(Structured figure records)

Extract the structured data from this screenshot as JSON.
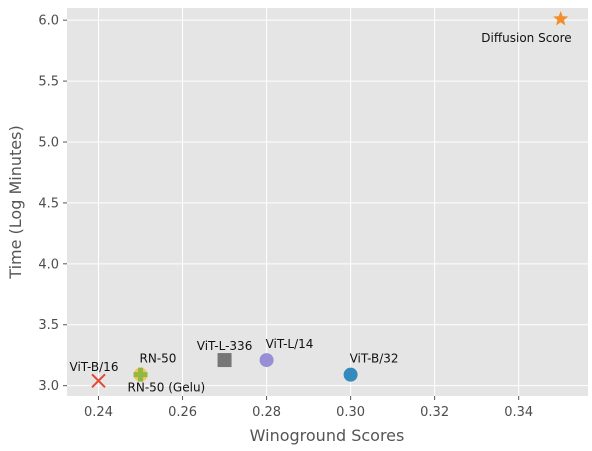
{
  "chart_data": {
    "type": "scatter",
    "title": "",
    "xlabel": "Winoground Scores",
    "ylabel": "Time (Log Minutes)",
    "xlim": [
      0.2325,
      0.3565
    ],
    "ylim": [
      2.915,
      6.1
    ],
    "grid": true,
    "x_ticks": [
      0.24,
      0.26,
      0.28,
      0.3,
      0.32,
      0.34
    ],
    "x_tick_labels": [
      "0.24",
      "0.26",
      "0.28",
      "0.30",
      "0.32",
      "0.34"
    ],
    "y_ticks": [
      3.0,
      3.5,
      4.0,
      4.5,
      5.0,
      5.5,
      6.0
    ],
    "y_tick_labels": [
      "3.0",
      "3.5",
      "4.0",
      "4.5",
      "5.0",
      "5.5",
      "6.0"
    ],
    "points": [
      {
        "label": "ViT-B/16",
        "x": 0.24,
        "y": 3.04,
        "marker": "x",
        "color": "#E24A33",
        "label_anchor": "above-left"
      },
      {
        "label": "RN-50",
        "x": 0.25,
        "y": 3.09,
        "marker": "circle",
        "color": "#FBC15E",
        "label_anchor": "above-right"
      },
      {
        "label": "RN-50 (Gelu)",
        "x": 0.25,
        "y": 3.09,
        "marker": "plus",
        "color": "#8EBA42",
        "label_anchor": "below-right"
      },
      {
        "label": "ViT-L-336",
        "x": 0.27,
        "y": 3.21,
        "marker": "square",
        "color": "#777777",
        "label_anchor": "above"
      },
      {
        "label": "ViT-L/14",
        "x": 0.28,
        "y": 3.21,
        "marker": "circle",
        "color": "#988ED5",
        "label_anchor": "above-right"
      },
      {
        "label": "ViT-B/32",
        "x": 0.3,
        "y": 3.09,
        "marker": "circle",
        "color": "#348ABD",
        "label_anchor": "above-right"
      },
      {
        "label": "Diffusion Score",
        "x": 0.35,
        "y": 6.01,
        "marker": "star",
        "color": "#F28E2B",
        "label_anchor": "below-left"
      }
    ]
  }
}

### To do
In the records above, how many lines contain the word "marker"? Give the number alone.

### Solved exercise
7